* _What you should do_
Read the listing and extract each line that includes the word "Test".

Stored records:
########

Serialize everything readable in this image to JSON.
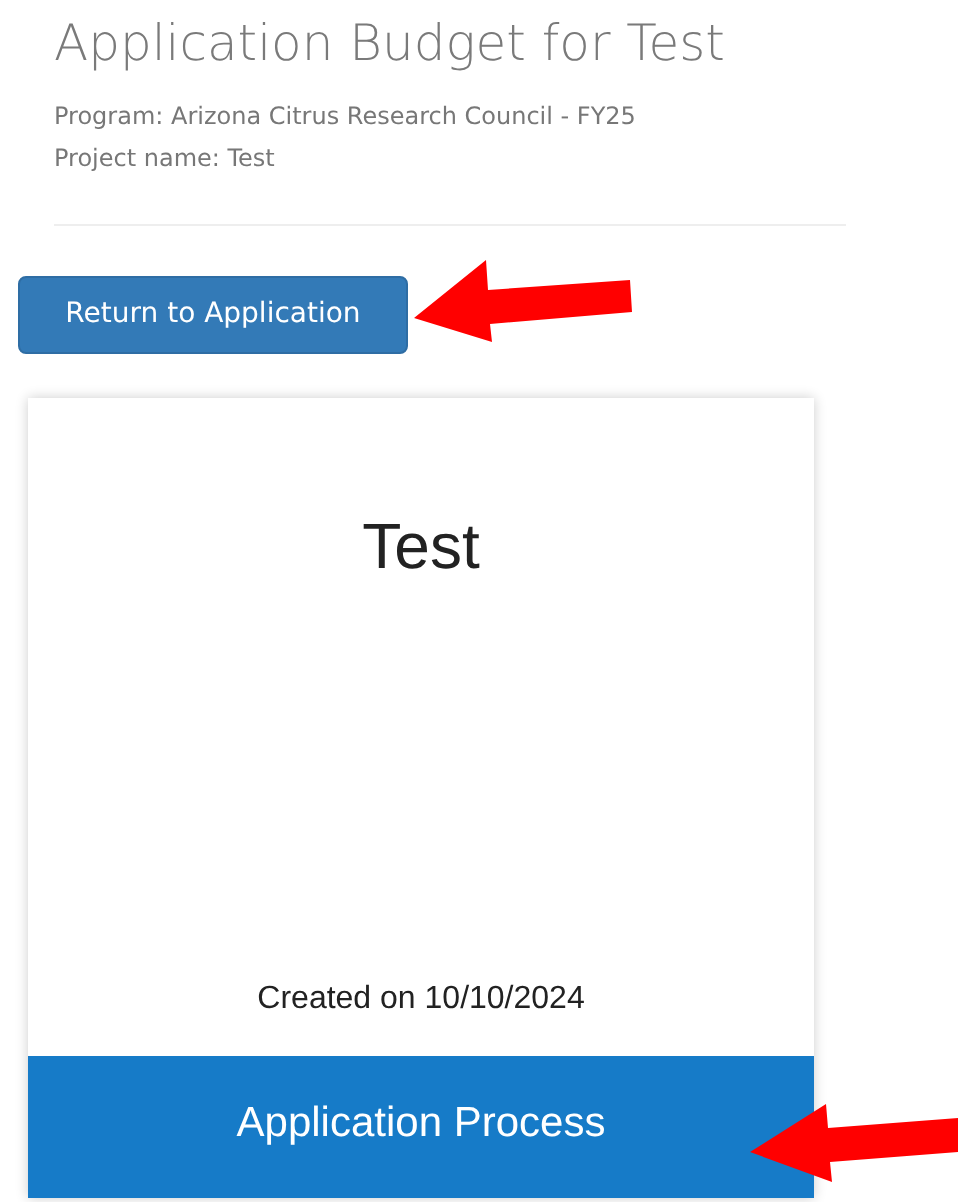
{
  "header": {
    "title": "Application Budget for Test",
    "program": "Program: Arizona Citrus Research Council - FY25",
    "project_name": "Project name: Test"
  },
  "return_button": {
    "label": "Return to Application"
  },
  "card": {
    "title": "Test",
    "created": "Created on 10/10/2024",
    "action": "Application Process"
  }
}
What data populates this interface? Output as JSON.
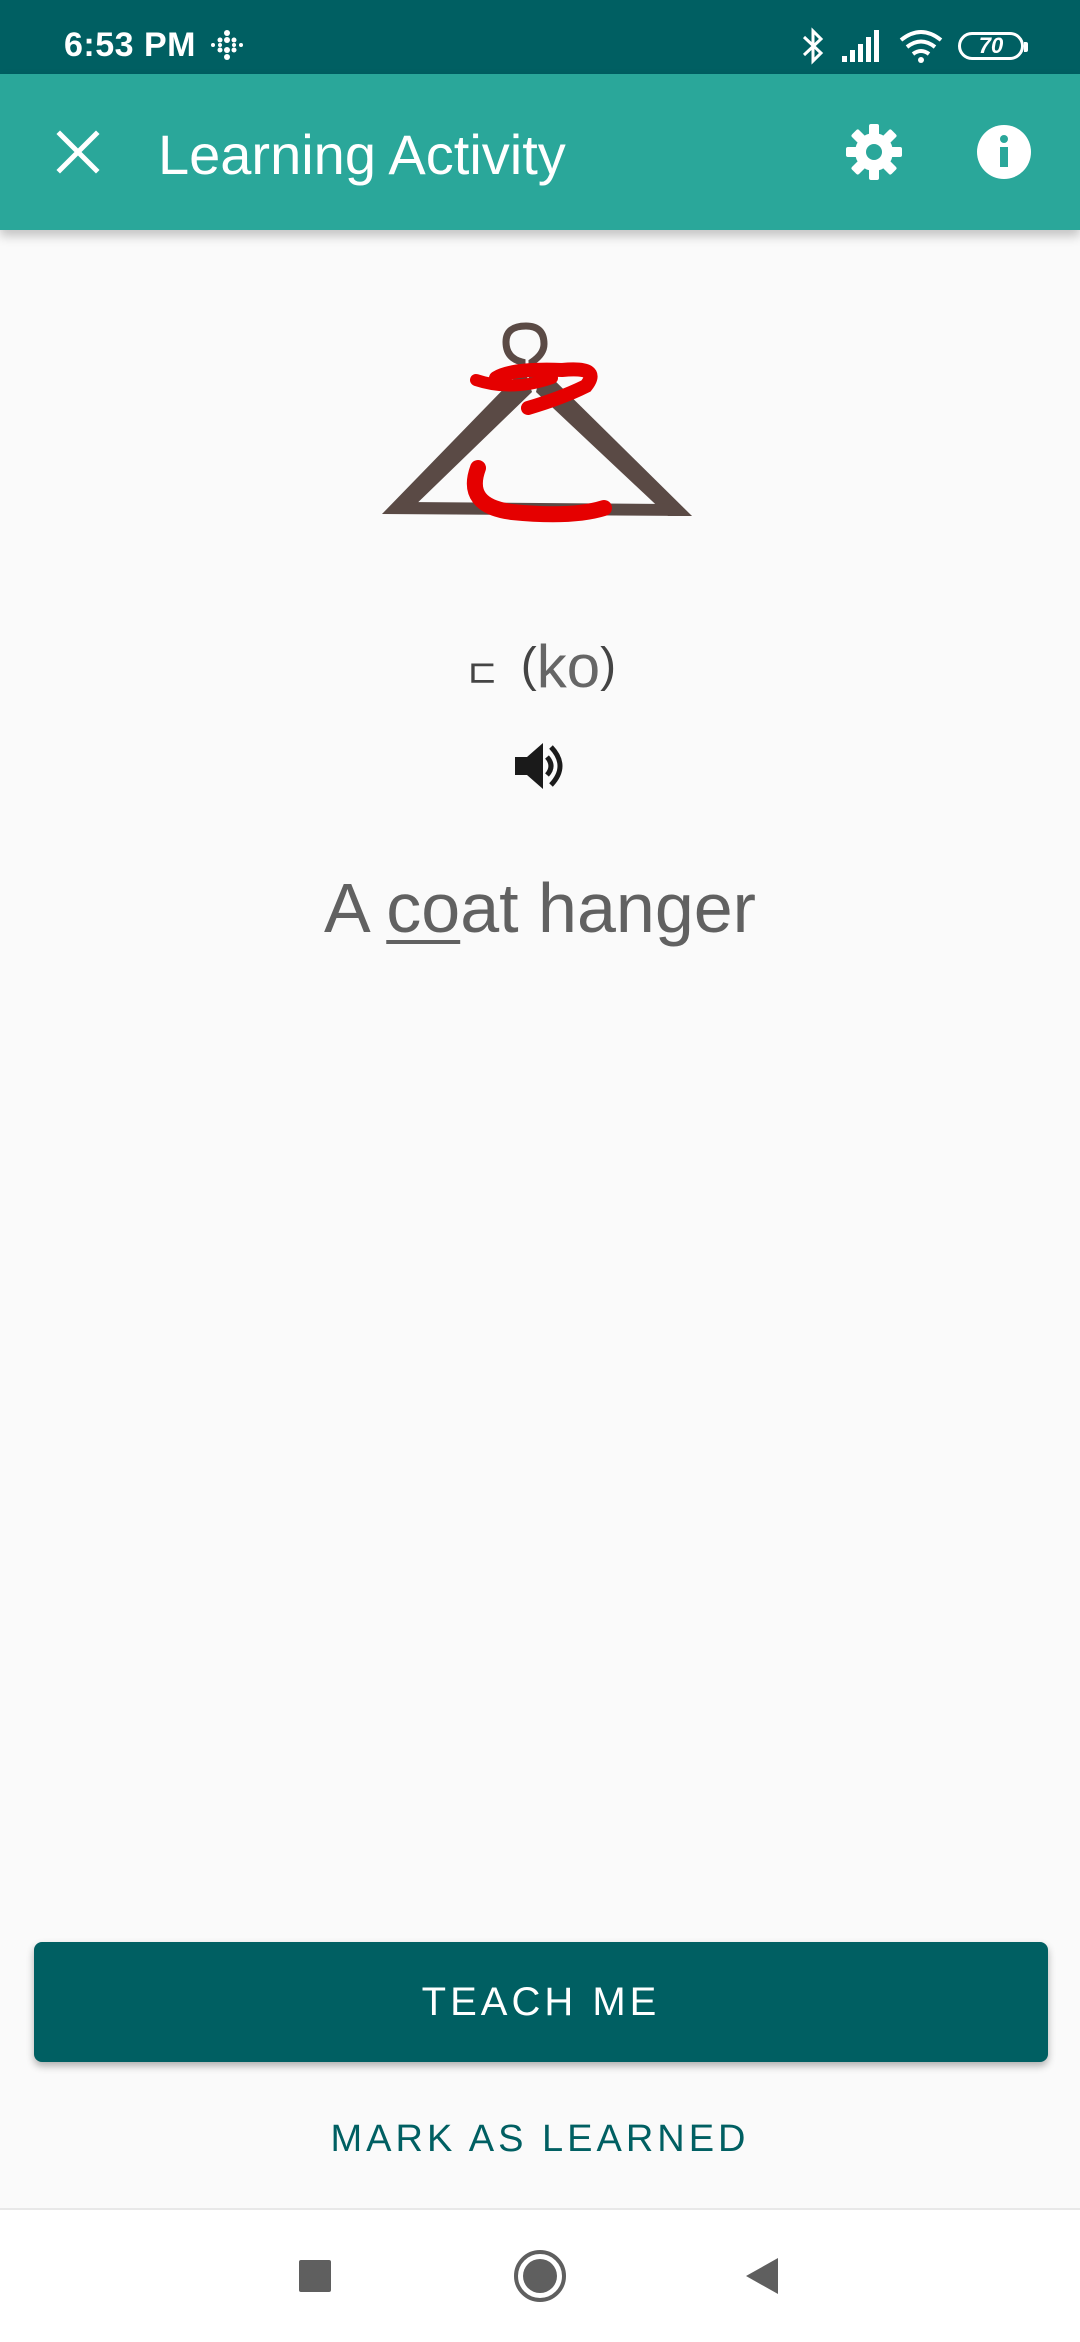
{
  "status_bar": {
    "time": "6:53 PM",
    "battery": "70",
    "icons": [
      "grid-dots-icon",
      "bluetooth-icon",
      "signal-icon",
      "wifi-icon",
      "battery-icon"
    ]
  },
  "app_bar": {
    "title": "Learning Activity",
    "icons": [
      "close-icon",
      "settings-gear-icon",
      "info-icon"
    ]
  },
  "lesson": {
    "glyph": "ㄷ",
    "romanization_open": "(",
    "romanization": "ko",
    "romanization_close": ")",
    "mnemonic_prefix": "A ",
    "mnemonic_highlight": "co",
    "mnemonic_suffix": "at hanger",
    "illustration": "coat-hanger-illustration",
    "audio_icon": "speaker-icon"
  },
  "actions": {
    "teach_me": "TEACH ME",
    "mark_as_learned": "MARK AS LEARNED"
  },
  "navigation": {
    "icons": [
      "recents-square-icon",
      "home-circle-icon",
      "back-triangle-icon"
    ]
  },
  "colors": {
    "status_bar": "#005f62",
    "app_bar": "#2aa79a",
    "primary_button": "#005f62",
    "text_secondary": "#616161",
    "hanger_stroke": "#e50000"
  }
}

########

* _Answer to the problem_
    "title": "Application Budget for Test",
    "project_name": "Project name: Test"
    "title": "Test",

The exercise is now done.